* [WHAT YOU NEED TO DO]: Reproduce the passage of the Campbell Live blog post below verbatim, from "Instead, it's one" to "into the bargain.".

* [GIVEN PASSAGE]:
------------------------------------------------------------
Thursday, April 9, 2015

#JeSuisCampbell

One of the political creeds I live by is "Anything The Market Can Do, The State Can Do Better".

This was short-circuited recently by an associate, who pointed out that state broadcasting was responsible for the abomination that is Seven Sharp ... while privately owned MediaWorks gave us the absolutely awesome Campbell Live.

And while for some in(s)ane reason, the Seven Sharp experiment appears to have produced commercial dividends for the public sector (netting upwards of half a million viewers a night mid-way through last year) ... not only is Campbell's audience remarkably loyal (with a viewership that's remained steady at the quarter-of-a-million mark despite the Seven Sharp onslaught); but, as TV3's Mark Jennings puts it "In terms of breaking stories and creating change in this country, Campbell Live wins by a mile. Seven Sharp is not even in the same race."

That's why Campbell Live is so important. Because it's NOT just another post-6pm-news attention sucker.

Instead, it's one of our last remaining "traditional-media" examples of that dying breed: the Crusading Investigative Journalist.

Who else could have held the Prime Minister to account on the GCSB bill; shone a spotlight on Simon Bridges over deep sea oil drilling (or, for that matter, kept something approaching a straight face when Bridges referred to the endangered Maui Dolphin as a species of "fish"); dragged Peter Dunne into Naenae to personally witness the havoc his Legal Highs law was creating; and tirelessly crusaded in favour of the "Feed the Kids" bill into the bargain.

With a record of holding the politically powerful to account like that, it's perhaps little wonder that experienced pundits like Damien Christie are speculating that the decision to ditch Campbell faster than Natalia Kills might have something to do with the government's massive cash-injection to MediaWorks less than 24 hours before...

I'm by no means ill-favourably disposed toward Jono & Ben (they do, after all, give Winston frequent awesome exposure) ... but the very idea that John Campbell could be meaningfully replaced with something more "infotainmenty" - with, given Jono & Ben are the purported supplement, the emphasis placed quite firmly on the "tainmenty" - is quite frankly ludicrous.
------------------------------------------------------------
Extracted records:
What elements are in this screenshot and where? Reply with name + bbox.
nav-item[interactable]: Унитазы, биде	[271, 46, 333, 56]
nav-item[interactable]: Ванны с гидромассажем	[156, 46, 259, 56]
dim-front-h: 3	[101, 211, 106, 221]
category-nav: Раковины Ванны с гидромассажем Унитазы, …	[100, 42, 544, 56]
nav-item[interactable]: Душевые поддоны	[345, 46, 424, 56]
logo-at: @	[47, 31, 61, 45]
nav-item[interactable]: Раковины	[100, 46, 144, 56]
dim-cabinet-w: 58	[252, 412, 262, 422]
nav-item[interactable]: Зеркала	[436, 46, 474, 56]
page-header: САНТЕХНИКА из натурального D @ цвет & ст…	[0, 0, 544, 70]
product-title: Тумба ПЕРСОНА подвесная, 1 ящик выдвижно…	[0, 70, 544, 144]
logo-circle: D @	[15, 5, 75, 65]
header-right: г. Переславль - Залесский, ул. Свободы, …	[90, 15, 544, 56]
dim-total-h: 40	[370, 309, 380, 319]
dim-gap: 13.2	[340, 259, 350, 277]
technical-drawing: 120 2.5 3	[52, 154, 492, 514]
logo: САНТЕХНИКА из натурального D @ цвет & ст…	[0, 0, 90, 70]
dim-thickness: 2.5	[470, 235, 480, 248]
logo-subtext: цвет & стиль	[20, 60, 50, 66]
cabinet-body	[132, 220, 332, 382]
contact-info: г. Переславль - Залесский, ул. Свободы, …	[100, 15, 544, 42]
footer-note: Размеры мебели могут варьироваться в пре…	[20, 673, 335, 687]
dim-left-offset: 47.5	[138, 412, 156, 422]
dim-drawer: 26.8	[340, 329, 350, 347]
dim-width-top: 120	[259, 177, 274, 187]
------------------------------------------------------------
* [OUTPUT BELOW]:
Instead, it's one of our last remaining "traditional-media" examples of that dying breed: the Crusading Investigative Journalist.

Who else could have held the Prime Minister to account on the GCSB bill; shone a spotlight on Simon Bridges over deep sea oil drilling (or, for that matter, kept something approaching a straight face when Bridges referred to the endangered Maui Dolphin as a species of "fish"); dragged Peter Dunne into Naenae to personally witness the havoc his Legal Highs law was creating; and tirelessly crusaded in favour of the "Feed the Kids" bill into the bargain.